─── Given information ───
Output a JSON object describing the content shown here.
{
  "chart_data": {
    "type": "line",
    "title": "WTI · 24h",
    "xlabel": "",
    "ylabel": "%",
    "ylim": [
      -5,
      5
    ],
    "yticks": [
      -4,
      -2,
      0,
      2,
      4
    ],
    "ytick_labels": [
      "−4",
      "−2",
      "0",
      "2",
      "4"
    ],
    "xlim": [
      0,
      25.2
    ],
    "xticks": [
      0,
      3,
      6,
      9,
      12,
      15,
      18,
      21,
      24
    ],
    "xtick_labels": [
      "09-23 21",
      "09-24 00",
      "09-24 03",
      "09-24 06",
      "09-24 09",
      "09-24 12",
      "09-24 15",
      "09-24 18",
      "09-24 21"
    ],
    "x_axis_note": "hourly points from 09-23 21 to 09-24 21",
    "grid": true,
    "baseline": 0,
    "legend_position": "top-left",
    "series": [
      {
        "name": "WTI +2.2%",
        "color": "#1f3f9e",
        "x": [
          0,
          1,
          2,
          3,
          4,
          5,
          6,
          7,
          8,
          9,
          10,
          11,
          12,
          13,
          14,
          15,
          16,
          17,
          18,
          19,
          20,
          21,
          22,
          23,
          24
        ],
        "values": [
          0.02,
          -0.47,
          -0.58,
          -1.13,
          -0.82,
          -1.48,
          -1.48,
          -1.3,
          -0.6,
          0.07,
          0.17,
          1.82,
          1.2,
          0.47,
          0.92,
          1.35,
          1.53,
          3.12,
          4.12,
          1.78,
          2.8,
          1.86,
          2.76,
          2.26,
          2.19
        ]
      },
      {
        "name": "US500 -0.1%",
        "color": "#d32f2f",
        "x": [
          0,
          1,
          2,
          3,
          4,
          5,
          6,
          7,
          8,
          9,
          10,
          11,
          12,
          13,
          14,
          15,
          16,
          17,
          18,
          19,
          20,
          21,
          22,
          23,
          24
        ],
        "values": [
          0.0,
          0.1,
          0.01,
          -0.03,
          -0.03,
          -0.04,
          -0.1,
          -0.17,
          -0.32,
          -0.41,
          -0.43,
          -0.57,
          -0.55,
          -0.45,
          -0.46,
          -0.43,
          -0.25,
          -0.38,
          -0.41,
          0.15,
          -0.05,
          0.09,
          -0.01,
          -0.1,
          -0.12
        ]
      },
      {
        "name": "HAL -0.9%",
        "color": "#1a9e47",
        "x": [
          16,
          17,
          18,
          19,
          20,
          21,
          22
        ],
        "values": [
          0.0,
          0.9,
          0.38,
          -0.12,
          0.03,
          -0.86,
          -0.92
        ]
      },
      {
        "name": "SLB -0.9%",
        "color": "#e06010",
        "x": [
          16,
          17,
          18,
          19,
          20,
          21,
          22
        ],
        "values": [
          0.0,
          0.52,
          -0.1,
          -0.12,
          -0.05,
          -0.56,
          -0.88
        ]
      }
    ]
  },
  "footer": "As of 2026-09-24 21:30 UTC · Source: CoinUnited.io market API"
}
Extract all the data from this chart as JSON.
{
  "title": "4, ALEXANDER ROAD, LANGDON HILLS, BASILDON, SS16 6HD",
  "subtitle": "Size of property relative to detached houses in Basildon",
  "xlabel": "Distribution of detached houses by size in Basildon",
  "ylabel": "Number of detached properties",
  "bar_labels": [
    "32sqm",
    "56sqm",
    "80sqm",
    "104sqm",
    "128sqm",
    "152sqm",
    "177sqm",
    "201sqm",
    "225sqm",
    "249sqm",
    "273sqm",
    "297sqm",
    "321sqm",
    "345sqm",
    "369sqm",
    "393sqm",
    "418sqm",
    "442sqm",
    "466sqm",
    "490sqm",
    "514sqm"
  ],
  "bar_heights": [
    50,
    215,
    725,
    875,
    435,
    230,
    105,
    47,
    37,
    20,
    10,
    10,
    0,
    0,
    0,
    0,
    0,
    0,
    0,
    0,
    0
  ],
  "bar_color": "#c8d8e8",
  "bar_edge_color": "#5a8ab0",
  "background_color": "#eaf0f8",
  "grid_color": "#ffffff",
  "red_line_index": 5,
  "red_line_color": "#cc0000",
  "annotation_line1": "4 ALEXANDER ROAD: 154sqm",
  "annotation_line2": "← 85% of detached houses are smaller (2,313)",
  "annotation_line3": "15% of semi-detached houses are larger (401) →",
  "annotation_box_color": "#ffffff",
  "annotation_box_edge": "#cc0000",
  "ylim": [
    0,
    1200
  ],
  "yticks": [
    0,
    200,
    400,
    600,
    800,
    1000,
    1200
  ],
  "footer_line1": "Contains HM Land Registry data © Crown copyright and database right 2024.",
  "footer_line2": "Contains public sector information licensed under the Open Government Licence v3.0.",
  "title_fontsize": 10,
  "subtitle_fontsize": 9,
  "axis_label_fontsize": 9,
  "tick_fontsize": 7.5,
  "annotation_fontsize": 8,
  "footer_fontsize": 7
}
───
• Problem description: Count each line of the entries that holds the word "ylabel", then state the total and nothing more.

• Final result: 2